• [Work required]: Some lines in the listing below may include the string "image". How many are there? Give only the number.

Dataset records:
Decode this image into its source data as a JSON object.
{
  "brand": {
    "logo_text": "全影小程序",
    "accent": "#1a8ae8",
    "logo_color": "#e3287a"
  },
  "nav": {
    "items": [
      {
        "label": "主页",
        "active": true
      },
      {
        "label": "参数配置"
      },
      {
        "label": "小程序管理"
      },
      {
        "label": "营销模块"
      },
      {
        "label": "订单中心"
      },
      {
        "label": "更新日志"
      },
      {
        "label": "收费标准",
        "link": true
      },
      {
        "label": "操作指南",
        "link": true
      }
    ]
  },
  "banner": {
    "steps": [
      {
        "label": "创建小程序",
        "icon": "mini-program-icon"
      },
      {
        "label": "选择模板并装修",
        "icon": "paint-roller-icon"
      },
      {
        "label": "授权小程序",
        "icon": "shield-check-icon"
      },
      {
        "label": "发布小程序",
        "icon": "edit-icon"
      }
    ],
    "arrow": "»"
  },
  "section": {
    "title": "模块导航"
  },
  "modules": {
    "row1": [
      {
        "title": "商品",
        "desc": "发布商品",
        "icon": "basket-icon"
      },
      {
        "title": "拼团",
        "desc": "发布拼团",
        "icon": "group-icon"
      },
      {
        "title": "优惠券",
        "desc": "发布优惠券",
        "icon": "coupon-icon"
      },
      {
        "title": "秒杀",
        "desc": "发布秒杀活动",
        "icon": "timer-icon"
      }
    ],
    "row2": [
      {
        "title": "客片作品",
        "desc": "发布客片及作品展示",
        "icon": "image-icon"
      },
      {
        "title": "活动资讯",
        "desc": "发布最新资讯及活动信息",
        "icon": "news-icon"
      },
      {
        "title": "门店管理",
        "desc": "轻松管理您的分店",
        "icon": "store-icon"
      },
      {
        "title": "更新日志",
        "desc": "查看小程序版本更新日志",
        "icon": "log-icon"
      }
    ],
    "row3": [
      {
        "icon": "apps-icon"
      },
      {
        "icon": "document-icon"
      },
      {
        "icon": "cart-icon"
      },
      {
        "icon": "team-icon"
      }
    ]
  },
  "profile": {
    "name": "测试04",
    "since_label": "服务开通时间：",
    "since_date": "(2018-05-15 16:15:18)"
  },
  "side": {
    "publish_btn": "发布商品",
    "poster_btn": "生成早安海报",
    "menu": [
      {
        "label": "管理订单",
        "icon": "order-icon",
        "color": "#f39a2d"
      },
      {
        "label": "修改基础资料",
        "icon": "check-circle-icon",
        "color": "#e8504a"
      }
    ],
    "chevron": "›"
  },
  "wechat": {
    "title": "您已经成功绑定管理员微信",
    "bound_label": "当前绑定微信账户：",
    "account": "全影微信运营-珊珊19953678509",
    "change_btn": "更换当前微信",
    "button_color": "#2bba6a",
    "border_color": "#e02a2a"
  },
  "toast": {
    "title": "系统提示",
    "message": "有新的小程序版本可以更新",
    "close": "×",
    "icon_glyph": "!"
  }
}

• [Full response]: 2